===== Dataset records

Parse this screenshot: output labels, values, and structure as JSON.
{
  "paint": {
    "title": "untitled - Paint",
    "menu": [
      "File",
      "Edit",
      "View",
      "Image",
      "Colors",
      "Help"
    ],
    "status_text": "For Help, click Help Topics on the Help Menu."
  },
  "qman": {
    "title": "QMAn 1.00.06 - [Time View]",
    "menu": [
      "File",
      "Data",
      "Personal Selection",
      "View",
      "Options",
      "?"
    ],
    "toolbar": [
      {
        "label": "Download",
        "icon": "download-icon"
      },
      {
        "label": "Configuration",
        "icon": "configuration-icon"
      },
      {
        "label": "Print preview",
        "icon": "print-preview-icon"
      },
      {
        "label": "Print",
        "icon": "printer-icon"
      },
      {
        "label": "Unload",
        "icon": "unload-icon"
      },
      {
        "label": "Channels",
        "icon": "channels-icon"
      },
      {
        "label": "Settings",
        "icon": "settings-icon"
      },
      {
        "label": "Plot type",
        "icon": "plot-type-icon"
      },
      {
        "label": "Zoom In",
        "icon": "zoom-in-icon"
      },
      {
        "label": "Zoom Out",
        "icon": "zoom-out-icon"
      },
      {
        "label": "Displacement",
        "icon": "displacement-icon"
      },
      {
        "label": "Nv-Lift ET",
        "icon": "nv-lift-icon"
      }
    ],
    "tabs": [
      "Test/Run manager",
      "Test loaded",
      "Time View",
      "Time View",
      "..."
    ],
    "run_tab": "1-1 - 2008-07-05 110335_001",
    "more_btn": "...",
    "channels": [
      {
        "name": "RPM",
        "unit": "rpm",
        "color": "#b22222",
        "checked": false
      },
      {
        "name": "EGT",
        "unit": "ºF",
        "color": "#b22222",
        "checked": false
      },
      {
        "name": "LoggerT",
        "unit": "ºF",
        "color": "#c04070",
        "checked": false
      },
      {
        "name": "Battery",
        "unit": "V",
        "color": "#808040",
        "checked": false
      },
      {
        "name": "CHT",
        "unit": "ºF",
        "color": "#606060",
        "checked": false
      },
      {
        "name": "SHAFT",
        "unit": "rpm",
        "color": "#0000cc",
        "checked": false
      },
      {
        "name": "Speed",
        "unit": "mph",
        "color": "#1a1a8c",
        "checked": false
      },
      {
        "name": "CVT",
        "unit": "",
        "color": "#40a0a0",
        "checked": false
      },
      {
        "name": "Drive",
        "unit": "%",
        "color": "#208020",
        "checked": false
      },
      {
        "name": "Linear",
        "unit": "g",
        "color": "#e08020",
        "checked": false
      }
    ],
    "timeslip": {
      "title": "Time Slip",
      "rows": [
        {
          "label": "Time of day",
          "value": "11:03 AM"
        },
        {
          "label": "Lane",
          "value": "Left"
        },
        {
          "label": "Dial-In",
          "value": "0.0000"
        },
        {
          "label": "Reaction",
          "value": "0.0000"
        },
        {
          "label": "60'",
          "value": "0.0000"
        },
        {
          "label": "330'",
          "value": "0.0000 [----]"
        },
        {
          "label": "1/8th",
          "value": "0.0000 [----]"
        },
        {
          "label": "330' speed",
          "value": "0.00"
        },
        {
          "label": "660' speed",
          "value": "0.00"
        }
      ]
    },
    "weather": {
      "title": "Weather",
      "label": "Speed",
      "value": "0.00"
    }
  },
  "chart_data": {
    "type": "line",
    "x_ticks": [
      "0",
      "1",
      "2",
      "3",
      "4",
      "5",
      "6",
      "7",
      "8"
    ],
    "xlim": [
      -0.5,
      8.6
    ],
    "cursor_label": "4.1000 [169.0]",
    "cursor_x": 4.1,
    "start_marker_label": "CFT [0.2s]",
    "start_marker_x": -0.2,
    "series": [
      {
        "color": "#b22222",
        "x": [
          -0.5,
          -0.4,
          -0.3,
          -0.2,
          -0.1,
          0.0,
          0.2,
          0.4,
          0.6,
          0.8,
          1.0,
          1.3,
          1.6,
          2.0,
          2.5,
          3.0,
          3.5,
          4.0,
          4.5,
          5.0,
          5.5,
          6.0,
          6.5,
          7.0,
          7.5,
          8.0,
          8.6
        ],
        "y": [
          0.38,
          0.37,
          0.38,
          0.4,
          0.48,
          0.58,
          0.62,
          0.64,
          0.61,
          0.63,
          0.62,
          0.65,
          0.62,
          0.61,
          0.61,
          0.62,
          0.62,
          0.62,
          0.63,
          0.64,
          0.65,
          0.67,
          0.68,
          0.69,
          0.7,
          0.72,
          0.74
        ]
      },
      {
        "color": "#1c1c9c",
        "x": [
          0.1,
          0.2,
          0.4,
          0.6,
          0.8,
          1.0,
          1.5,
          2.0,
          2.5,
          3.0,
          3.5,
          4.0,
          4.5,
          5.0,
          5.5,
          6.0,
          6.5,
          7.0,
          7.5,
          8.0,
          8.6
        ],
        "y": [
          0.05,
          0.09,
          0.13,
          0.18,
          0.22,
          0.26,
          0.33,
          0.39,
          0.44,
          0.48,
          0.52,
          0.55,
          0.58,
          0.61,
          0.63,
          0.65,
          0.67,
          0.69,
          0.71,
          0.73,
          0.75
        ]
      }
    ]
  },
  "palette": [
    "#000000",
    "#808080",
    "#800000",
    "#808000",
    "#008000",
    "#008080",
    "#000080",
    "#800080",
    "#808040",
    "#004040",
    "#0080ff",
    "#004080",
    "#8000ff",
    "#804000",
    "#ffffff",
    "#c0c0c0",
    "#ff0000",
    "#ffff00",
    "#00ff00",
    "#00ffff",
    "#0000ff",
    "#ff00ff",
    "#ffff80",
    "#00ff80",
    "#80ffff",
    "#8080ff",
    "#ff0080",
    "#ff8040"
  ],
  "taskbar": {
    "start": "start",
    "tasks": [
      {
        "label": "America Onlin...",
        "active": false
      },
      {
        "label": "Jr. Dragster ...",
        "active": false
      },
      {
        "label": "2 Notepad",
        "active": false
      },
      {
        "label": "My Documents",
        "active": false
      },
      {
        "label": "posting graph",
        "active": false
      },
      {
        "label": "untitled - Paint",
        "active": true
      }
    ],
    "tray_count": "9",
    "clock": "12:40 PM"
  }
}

==========

_Requirement:_
The records above should be returned exactly.

_Result of this exercise:_
Parse this screenshot: output labels, values, and structure as JSON.
{
  "paint": {
    "title": "untitled - Paint",
    "menu": [
      "File",
      "Edit",
      "View",
      "Image",
      "Colors",
      "Help"
    ],
    "status_text": "For Help, click Help Topics on the Help Menu."
  },
  "qman": {
    "title": "QMAn 1.00.06 - [Time View]",
    "menu": [
      "File",
      "Data",
      "Personal Selection",
      "View",
      "Options",
      "?"
    ],
    "toolbar": [
      {
        "label": "Download",
        "icon": "download-icon"
      },
      {
        "label": "Configuration",
        "icon": "configuration-icon"
      },
      {
        "label": "Print preview",
        "icon": "print-preview-icon"
      },
      {
        "label": "Print",
        "icon": "printer-icon"
      },
      {
        "label": "Unload",
        "icon": "unload-icon"
      },
      {
        "label": "Channels",
        "icon": "channels-icon"
      },
      {
        "label": "Settings",
        "icon": "settings-icon"
      },
      {
        "label": "Plot type",
        "icon": "plot-type-icon"
      },
      {
        "label": "Zoom In",
        "icon": "zoom-in-icon"
      },
      {
        "label": "Zoom Out",
        "icon": "zoom-out-icon"
      },
      {
        "label": "Displacement",
        "icon": "displacement-icon"
      },
      {
        "label": "Nv-Lift ET",
        "icon": "nv-lift-icon"
      }
    ],
    "tabs": [
      "Test/Run manager",
      "Test loaded",
      "Time View",
      "Time View",
      "..."
    ],
    "run_tab": "1-1 - 2008-07-05 110335_001",
    "more_btn": "...",
    "channels": [
      {
        "name": "RPM",
        "unit": "rpm",
        "color": "#b22222",
        "checked": false
      },
      {
        "name": "EGT",
        "unit": "ºF",
        "color": "#b22222",
        "checked": false
      },
      {
        "name": "LoggerT",
        "unit": "ºF",
        "color": "#c04070",
        "checked": false
      },
      {
        "name": "Battery",
        "unit": "V",
        "color": "#808040",
        "checked": false
      },
      {
        "name": "CHT",
        "unit": "ºF",
        "color": "#606060",
        "checked": false
      },
      {
        "name": "SHAFT",
        "unit": "rpm",
        "color": "#0000cc",
        "checked": false
      },
      {
        "name": "Speed",
        "unit": "mph",
        "color": "#1a1a8c",
        "checked": false
      },
      {
        "name": "CVT",
        "unit": "",
        "color": "#40a0a0",
        "checked": false
      },
      {
        "name": "Drive",
        "unit": "%",
        "color": "#208020",
        "checked": false
      },
      {
        "name": "Linear",
        "unit": "g",
        "color": "#e08020",
        "checked": false
      }
    ],
    "timeslip": {
      "title": "Time Slip",
      "rows": [
        {
          "label": "Time of day",
          "value": "11:03 AM"
        },
        {
          "label": "Lane",
          "value": "Left"
        },
        {
          "label": "Dial-In",
          "value": "0.0000"
        },
        {
          "label": "Reaction",
          "value": "0.0000"
        },
        {
          "label": "60'",
          "value": "0.0000"
        },
        {
          "label": "330'",
          "value": "0.0000 [----]"
        },
        {
          "label": "1/8th",
          "value": "0.0000 [----]"
        },
        {
          "label": "330' speed",
          "value": "0.00"
        },
        {
          "label": "660' speed",
          "value": "0.00"
        }
      ]
    },
    "weather": {
      "title": "Weather",
      "label": "Speed",
      "value": "0.00"
    }
  },
  "chart_data": {
    "type": "line",
    "x_ticks": [
      "0",
      "1",
      "2",
      "3",
      "4",
      "5",
      "6",
      "7",
      "8"
    ],
    "xlim": [
      -0.5,
      8.6
    ],
    "cursor_label": "4.1000 [169.0]",
    "cursor_x": 4.1,
    "start_marker_label": "CFT [0.2s]",
    "start_marker_x": -0.2,
    "series": [
      {
        "color": "#b22222",
        "x": [
          -0.5,
          -0.4,
          -0.3,
          -0.2,
          -0.1,
          0.0,
          0.2,
          0.4,
          0.6,
          0.8,
          1.0,
          1.3,
          1.6,
          2.0,
          2.5,
          3.0,
          3.5,
          4.0,
          4.5,
          5.0,
          5.5,
          6.0,
          6.5,
          7.0,
          7.5,
          8.0,
          8.6
        ],
        "y": [
          0.38,
          0.37,
          0.38,
          0.4,
          0.48,
          0.58,
          0.62,
          0.64,
          0.61,
          0.63,
          0.62,
          0.65,
          0.62,
          0.61,
          0.61,
          0.62,
          0.62,
          0.62,
          0.63,
          0.64,
          0.65,
          0.67,
          0.68,
          0.69,
          0.7,
          0.72,
          0.74
        ]
      },
      {
        "color": "#1c1c9c",
        "x": [
          0.1,
          0.2,
          0.4,
          0.6,
          0.8,
          1.0,
          1.5,
          2.0,
          2.5,
          3.0,
          3.5,
          4.0,
          4.5,
          5.0,
          5.5,
          6.0,
          6.5,
          7.0,
          7.5,
          8.0,
          8.6
        ],
        "y": [
          0.05,
          0.09,
          0.13,
          0.18,
          0.22,
          0.26,
          0.33,
          0.39,
          0.44,
          0.48,
          0.52,
          0.55,
          0.58,
          0.61,
          0.63,
          0.65,
          0.67,
          0.69,
          0.71,
          0.73,
          0.75
        ]
      }
    ]
  },
  "palette": [
    "#000000",
    "#808080",
    "#800000",
    "#808000",
    "#008000",
    "#008080",
    "#000080",
    "#800080",
    "#808040",
    "#004040",
    "#0080ff",
    "#004080",
    "#8000ff",
    "#804000",
    "#ffffff",
    "#c0c0c0",
    "#ff0000",
    "#ffff00",
    "#00ff00",
    "#00ffff",
    "#0000ff",
    "#ff00ff",
    "#ffff80",
    "#00ff80",
    "#80ffff",
    "#8080ff",
    "#ff0080",
    "#ff8040"
  ],
  "taskbar": {
    "start": "start",
    "tasks": [
      {
        "label": "America Onlin...",
        "active": false
      },
      {
        "label": "Jr. Dragster ...",
        "active": false
      },
      {
        "label": "2 Notepad",
        "active": false
      },
      {
        "label": "My Documents",
        "active": false
      },
      {
        "label": "posting graph",
        "active": false
      },
      {
        "label": "untitled - Paint",
        "active": true
      }
    ],
    "tray_count": "9",
    "clock": "12:40 PM"
  }
}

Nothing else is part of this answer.